* GIVEN REQUEST *
Separate out the lines that hold "Change".

* INPUT RECORDS *
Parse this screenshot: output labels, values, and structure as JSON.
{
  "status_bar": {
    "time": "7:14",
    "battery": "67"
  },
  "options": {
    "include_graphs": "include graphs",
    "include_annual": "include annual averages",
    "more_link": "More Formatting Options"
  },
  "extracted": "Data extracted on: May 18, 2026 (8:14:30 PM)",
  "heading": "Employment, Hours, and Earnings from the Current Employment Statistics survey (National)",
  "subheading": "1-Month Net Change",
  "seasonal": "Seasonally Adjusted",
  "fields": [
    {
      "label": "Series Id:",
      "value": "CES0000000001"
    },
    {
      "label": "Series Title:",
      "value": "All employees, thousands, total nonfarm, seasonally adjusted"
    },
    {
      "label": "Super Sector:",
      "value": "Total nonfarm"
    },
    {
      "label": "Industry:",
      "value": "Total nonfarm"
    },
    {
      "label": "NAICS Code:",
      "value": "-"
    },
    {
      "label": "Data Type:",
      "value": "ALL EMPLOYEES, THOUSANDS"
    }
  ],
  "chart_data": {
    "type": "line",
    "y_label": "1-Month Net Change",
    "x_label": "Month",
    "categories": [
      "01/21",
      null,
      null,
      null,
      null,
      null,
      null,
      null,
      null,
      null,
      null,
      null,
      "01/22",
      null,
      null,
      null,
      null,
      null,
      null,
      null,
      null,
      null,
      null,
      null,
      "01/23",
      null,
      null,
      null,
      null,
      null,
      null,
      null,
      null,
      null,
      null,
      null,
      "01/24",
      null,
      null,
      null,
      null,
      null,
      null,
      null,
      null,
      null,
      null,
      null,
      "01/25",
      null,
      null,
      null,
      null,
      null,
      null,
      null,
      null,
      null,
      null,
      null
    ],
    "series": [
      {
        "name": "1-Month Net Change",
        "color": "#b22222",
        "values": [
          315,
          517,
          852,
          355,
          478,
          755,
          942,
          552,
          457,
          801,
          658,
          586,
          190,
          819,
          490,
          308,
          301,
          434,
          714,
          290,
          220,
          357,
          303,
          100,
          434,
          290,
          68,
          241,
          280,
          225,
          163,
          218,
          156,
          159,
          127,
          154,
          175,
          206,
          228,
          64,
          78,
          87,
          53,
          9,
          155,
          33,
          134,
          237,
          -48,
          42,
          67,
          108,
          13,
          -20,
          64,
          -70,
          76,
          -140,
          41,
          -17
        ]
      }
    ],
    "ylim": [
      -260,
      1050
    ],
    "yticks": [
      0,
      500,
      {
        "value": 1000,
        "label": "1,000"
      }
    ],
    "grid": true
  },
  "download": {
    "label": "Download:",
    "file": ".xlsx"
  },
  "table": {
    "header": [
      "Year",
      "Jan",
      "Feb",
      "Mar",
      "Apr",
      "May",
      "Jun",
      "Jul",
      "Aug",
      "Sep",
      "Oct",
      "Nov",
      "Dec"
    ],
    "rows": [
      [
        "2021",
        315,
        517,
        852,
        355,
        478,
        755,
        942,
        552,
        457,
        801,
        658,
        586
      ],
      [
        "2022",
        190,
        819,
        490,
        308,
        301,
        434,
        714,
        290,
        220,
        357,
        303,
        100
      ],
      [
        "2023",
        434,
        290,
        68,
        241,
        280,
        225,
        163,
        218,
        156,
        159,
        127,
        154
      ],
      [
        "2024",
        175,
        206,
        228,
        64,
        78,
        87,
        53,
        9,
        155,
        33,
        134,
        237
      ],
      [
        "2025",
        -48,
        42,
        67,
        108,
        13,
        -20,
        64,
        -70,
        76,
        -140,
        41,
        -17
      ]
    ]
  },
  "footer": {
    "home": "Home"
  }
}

* TASK RESULT *
  "subheading": "1-Month Net Change",
    "y_label": "1-Month Net Change",
        "name": "1-Month Net Change",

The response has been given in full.